**** DATA FOR THIS TASK
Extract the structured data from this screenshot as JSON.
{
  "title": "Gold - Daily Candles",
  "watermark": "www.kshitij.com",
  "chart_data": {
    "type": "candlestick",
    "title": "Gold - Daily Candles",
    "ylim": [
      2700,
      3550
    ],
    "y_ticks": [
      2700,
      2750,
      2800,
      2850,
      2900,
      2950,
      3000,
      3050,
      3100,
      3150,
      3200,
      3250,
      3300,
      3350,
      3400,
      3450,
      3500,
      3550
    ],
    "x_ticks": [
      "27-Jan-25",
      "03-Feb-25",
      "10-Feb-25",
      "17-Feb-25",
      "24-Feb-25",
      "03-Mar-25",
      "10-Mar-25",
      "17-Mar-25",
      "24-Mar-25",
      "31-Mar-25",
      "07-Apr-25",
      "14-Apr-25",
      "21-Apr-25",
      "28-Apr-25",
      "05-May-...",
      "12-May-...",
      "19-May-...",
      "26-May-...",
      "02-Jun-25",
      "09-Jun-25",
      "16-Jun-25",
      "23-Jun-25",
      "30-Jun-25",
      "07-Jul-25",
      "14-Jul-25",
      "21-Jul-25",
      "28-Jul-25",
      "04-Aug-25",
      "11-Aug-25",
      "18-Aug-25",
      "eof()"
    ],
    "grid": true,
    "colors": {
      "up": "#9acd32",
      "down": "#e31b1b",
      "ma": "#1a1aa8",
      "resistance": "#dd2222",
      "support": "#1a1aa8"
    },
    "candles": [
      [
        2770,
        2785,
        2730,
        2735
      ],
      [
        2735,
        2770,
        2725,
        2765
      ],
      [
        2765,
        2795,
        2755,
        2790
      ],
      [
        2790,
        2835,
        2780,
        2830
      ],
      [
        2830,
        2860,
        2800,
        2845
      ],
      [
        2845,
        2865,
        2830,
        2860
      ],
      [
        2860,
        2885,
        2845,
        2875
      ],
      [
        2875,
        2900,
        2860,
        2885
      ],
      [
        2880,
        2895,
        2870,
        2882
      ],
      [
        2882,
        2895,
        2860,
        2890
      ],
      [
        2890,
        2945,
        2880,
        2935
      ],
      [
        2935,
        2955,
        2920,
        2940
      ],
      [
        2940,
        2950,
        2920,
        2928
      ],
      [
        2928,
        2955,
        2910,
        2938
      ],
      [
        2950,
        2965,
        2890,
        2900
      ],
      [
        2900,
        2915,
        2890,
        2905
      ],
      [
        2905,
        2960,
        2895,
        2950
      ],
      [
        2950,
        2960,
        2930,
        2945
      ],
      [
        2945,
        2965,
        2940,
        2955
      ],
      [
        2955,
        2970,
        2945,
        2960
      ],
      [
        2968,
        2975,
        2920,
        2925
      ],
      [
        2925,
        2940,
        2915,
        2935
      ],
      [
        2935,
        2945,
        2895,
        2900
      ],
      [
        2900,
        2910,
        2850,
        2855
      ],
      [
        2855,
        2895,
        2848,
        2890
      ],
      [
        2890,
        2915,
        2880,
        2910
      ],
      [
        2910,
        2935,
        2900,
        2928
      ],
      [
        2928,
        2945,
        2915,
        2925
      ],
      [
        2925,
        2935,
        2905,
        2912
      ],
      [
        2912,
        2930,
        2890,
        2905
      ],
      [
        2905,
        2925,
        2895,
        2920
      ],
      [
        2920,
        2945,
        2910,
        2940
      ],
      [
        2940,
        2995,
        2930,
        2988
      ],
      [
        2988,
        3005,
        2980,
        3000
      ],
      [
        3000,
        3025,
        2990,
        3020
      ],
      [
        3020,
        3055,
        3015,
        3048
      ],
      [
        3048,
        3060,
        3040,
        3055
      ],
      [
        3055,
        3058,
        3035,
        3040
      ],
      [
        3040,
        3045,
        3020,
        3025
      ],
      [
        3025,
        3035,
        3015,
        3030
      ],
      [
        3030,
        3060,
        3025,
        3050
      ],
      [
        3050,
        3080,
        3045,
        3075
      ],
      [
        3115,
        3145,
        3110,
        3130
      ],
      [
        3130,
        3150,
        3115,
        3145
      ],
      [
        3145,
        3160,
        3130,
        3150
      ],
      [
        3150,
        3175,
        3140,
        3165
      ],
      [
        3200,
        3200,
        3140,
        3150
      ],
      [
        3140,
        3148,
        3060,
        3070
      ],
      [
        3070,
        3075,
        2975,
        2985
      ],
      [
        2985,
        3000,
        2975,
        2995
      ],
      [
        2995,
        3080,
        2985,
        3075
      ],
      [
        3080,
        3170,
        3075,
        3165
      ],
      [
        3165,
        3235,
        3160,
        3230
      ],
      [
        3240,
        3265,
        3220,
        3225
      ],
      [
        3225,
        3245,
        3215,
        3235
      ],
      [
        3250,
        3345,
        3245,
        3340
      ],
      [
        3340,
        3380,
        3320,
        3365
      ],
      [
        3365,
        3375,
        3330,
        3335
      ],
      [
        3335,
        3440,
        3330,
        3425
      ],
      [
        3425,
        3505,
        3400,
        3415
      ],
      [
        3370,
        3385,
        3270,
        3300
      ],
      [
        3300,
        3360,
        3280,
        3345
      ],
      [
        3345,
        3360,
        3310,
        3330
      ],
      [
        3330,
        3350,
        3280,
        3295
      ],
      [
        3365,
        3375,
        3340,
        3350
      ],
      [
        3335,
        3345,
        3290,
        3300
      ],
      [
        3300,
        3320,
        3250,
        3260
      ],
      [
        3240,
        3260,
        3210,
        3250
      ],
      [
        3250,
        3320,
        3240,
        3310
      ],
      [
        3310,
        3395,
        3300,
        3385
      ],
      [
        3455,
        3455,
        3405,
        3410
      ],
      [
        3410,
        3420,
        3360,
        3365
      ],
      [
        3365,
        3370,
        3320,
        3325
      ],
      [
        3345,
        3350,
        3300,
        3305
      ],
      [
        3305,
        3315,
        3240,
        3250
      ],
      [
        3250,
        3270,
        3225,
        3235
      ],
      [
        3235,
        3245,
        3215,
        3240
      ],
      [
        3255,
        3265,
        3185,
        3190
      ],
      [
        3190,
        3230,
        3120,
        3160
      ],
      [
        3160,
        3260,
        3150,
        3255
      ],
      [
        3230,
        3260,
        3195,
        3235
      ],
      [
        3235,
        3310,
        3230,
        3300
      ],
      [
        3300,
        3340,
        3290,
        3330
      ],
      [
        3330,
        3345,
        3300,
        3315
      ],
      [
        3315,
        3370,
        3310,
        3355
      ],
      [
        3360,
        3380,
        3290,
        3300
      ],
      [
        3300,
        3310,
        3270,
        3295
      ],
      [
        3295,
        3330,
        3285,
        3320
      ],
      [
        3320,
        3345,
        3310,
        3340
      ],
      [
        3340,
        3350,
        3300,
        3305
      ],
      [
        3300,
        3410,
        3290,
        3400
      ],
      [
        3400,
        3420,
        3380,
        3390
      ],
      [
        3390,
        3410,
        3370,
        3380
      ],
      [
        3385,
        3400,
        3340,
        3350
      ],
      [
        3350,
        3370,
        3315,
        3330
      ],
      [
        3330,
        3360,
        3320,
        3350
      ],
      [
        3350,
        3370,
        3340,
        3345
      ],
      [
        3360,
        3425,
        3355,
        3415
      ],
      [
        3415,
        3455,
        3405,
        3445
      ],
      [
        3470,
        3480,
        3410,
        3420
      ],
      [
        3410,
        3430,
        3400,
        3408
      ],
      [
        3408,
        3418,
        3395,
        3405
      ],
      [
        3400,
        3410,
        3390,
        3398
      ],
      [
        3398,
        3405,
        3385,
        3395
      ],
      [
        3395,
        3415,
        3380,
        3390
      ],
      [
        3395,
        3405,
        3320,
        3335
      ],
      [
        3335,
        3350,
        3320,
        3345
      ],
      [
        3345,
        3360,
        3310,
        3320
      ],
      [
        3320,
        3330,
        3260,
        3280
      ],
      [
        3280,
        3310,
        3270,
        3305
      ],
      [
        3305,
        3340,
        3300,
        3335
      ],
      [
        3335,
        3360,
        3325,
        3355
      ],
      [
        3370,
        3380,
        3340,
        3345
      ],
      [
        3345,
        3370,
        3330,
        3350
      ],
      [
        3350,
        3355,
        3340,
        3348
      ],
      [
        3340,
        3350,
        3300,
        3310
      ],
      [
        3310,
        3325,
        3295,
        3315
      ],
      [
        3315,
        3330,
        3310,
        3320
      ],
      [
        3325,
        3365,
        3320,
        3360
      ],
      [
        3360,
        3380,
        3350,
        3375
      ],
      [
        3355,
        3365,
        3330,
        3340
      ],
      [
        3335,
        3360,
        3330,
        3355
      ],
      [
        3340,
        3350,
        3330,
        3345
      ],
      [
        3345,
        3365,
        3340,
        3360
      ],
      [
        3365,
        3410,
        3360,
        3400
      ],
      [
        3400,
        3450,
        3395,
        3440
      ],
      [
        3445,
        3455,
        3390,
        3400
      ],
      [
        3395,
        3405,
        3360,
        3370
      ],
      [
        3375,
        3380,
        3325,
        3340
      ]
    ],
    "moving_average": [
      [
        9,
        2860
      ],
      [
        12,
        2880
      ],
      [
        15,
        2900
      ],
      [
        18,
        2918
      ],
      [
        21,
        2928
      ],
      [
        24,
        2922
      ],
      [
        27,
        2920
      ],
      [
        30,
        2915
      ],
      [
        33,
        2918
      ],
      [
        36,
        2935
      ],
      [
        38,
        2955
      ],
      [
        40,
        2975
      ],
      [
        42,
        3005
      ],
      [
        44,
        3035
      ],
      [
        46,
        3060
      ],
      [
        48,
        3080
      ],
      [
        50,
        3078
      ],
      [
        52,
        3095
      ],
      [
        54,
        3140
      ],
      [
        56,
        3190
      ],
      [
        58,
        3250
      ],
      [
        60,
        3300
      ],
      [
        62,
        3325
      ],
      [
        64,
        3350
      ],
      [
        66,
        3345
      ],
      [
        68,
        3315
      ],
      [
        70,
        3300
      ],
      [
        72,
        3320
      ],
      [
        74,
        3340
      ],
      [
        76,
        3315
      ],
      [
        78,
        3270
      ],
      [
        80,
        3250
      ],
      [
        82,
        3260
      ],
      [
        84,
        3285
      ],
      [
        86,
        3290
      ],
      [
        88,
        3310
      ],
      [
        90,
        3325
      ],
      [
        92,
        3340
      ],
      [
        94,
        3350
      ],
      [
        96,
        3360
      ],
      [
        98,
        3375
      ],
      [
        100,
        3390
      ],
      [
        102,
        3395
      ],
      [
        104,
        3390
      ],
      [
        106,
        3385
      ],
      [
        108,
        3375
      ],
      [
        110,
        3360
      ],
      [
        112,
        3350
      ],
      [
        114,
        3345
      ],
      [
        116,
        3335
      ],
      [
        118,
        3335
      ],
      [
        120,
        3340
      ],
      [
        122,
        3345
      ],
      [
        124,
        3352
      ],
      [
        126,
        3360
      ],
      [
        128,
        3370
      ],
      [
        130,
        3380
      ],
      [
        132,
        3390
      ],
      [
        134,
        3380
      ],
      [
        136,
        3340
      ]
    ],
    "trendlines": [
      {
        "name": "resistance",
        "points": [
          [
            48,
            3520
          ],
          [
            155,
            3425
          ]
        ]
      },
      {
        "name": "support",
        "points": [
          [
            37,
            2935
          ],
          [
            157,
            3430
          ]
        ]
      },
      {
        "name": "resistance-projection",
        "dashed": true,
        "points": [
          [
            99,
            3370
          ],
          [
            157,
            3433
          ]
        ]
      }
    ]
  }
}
********
Tell how many lines of the records above hold the string "title". Give no other text.

2